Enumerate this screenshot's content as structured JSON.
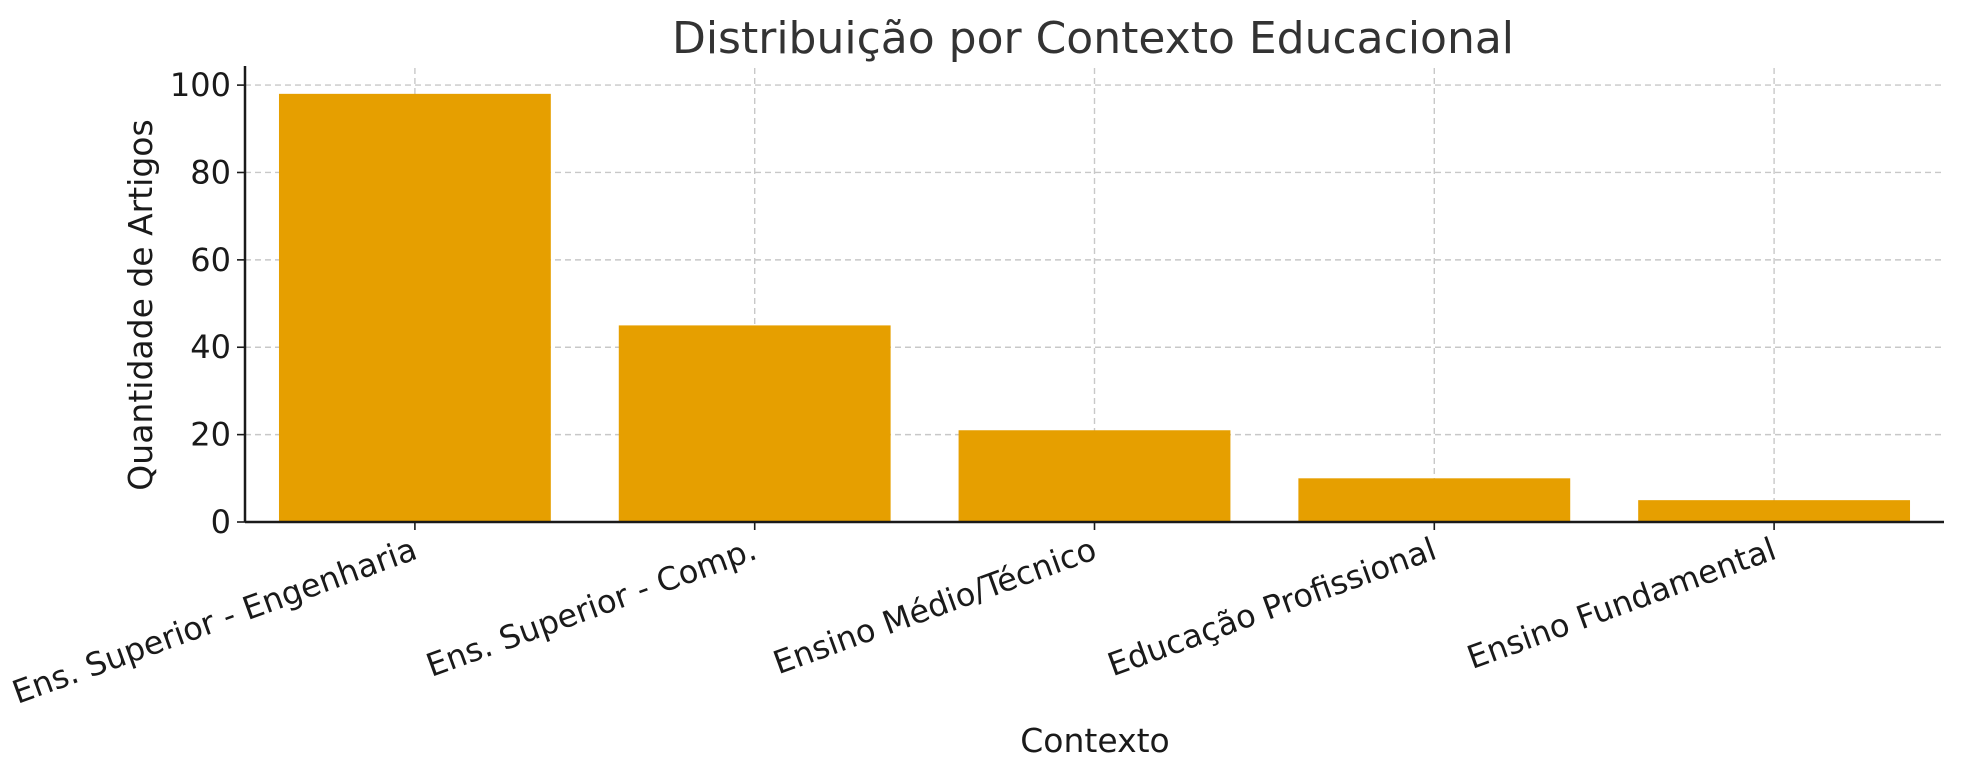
{
  "chart_data": {
    "type": "bar",
    "title": "Distribuição por Contexto Educacional",
    "xlabel": "Contexto",
    "ylabel": "Quantidade de Artigos",
    "categories": [
      "Ens. Superior - Engenharia",
      "Ens. Superior - Comp.",
      "Ensino Médio/Técnico",
      "Educação Profissional",
      "Ensino Fundamental"
    ],
    "values": [
      98,
      45,
      21,
      10,
      5
    ],
    "ylim": [
      0,
      103
    ],
    "yticks": [
      0,
      20,
      40,
      60,
      80,
      100
    ],
    "grid": true,
    "bar_color": "#E69F00",
    "legend": "none"
  }
}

··········

Reproduce the whole listing word for word, setting aside any pictures.

The completed task:
Enumerate this screenshot's content as structured JSON.
{
  "chart_data": {
    "type": "bar",
    "title": "Distribuição por Contexto Educacional",
    "xlabel": "Contexto",
    "ylabel": "Quantidade de Artigos",
    "categories": [
      "Ens. Superior - Engenharia",
      "Ens. Superior - Comp.",
      "Ensino Médio/Técnico",
      "Educação Profissional",
      "Ensino Fundamental"
    ],
    "values": [
      98,
      45,
      21,
      10,
      5
    ],
    "ylim": [
      0,
      103
    ],
    "yticks": [
      0,
      20,
      40,
      60,
      80,
      100
    ],
    "grid": true,
    "bar_color": "#E69F00",
    "legend": "none"
  }
}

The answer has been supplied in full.